EXERCISE REQUIREMENTS |
In the records that follow, show each line where the word "JSON" is present.

Figure record listings |
# # # # #

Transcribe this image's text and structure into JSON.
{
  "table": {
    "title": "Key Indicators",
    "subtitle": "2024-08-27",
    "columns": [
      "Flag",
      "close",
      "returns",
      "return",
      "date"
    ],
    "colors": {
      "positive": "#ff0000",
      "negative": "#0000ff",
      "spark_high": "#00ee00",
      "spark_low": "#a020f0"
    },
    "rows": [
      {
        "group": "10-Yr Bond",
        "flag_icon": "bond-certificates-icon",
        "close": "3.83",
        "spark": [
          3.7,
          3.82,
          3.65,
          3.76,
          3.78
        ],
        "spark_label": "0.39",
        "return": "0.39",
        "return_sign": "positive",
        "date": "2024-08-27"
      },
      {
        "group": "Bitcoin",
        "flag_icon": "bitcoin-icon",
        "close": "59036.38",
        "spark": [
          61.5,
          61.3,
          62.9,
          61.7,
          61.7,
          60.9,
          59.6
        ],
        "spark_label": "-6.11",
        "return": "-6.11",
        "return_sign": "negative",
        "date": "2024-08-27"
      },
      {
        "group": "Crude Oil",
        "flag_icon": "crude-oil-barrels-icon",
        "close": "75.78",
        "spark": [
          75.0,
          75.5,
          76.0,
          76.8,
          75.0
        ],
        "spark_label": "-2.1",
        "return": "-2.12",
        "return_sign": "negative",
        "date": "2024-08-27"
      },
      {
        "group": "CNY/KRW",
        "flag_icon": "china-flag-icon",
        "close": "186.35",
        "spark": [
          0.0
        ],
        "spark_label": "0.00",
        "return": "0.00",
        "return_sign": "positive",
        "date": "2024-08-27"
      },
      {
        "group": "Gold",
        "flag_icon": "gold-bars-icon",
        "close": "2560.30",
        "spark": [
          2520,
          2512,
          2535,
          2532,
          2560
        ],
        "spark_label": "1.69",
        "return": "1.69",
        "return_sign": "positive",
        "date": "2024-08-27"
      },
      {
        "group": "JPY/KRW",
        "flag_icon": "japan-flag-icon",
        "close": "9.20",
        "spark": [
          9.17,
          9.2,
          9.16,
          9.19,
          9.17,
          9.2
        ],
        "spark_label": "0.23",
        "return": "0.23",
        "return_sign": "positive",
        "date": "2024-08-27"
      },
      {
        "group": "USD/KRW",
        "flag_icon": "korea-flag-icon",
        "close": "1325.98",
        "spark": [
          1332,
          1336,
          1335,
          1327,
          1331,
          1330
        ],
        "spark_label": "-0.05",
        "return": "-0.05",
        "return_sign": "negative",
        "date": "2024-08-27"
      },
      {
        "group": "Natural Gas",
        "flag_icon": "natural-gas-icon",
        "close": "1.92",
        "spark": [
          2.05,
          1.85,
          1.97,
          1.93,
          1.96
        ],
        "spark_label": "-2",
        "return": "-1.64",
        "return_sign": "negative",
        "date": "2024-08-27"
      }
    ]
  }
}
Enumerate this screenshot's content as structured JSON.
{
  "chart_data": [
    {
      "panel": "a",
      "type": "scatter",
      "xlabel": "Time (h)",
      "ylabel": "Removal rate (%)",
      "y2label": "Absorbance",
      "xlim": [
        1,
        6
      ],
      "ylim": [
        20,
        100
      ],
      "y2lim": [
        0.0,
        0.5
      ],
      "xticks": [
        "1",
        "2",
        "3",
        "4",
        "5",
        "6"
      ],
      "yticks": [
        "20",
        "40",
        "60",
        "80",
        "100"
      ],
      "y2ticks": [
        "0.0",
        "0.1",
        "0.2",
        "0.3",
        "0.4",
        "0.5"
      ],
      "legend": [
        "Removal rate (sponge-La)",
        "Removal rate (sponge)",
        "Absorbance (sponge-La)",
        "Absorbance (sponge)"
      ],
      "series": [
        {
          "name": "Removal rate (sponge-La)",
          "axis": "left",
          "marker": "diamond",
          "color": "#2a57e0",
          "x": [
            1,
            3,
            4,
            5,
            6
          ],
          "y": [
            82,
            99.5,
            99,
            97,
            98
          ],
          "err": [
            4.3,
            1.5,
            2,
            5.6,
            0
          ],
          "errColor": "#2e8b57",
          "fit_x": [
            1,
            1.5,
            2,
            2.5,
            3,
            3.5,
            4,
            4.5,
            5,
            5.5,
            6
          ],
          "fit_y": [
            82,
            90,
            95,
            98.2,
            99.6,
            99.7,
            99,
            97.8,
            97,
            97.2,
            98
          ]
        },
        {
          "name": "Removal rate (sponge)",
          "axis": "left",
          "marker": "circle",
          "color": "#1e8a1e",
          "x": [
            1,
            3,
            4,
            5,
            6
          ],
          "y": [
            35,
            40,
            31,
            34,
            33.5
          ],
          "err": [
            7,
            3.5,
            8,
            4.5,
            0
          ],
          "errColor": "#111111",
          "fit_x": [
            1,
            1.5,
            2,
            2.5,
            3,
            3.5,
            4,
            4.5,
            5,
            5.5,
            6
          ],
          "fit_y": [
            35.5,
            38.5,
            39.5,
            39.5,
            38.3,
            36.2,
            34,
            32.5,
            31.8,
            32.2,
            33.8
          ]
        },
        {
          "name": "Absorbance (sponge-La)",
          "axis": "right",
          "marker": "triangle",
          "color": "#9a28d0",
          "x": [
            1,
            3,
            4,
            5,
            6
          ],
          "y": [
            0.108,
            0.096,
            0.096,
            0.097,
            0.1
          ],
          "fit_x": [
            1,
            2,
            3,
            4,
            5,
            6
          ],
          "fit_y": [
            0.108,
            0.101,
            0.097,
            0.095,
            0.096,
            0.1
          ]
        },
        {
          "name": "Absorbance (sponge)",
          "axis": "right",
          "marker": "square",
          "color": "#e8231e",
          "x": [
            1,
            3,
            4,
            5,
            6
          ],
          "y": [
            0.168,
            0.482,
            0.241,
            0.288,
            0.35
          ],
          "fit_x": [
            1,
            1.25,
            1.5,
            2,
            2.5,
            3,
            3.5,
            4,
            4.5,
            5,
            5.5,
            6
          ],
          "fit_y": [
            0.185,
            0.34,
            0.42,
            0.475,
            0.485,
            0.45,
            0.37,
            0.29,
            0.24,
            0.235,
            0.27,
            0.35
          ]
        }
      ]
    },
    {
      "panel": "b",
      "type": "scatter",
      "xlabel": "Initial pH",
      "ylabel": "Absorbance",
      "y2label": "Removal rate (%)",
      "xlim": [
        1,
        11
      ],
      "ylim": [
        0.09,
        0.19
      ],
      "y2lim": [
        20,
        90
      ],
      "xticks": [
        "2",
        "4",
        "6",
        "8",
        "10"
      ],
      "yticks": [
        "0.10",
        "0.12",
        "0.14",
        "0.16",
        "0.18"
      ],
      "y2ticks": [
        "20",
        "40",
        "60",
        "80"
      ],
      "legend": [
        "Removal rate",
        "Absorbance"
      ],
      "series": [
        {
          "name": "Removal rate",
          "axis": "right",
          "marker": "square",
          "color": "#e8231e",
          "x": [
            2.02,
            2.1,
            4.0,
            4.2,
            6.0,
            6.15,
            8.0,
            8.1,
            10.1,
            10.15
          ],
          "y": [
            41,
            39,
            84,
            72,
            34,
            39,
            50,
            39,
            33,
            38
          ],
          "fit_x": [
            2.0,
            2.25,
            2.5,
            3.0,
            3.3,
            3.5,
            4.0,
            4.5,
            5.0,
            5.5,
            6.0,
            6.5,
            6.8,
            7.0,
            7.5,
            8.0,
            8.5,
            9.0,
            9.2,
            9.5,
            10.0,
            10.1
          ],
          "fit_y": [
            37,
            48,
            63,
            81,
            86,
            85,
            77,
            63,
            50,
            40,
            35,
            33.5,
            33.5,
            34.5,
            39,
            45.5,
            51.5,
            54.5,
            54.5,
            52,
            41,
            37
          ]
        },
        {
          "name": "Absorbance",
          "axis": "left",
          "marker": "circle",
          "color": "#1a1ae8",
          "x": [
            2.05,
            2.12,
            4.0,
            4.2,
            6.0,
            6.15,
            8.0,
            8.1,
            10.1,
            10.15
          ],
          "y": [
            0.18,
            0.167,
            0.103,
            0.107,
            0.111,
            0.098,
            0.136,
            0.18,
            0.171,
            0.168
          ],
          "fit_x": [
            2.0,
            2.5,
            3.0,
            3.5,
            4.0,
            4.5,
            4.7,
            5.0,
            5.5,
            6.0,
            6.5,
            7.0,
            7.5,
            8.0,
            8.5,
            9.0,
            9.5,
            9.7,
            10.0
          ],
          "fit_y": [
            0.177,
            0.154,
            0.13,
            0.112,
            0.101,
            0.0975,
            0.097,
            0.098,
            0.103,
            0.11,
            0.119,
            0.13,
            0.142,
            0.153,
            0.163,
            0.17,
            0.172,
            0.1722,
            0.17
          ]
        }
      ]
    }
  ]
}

# # # # #

RESPONSE |
Transcribe this image's text and structure into JSON.
Enumerate this screenshot's content as structured JSON.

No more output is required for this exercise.